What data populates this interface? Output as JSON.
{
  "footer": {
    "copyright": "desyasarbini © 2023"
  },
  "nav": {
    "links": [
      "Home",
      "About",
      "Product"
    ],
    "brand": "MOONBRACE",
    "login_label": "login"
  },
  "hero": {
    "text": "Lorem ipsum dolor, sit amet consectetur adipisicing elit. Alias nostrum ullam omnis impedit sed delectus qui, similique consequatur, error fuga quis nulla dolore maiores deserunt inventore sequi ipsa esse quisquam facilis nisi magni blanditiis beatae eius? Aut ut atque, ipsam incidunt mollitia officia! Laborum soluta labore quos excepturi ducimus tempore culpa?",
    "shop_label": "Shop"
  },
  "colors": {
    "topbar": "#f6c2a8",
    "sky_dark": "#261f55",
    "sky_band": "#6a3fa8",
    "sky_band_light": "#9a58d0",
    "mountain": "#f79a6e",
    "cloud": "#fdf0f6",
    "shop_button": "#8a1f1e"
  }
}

______________________________

Each line of the listing should be echoed back exactly.

What data populates this interface? Output as JSON.
{
  "footer": {
    "copyright": "desyasarbini © 2023"
  },
  "nav": {
    "links": [
      "Home",
      "About",
      "Product"
    ],
    "brand": "MOONBRACE",
    "login_label": "login"
  },
  "hero": {
    "text": "Lorem ipsum dolor, sit amet consectetur adipisicing elit. Alias nostrum ullam omnis impedit sed delectus qui, similique consequatur, error fuga quis nulla dolore maiores deserunt inventore sequi ipsa esse quisquam facilis nisi magni blanditiis beatae eius? Aut ut atque, ipsam incidunt mollitia officia! Laborum soluta labore quos excepturi ducimus tempore culpa?",
    "shop_label": "Shop"
  },
  "colors": {
    "topbar": "#f6c2a8",
    "sky_dark": "#261f55",
    "sky_band": "#6a3fa8",
    "sky_band_light": "#9a58d0",
    "mountain": "#f79a6e",
    "cloud": "#fdf0f6",
    "shop_button": "#8a1f1e"
  }
}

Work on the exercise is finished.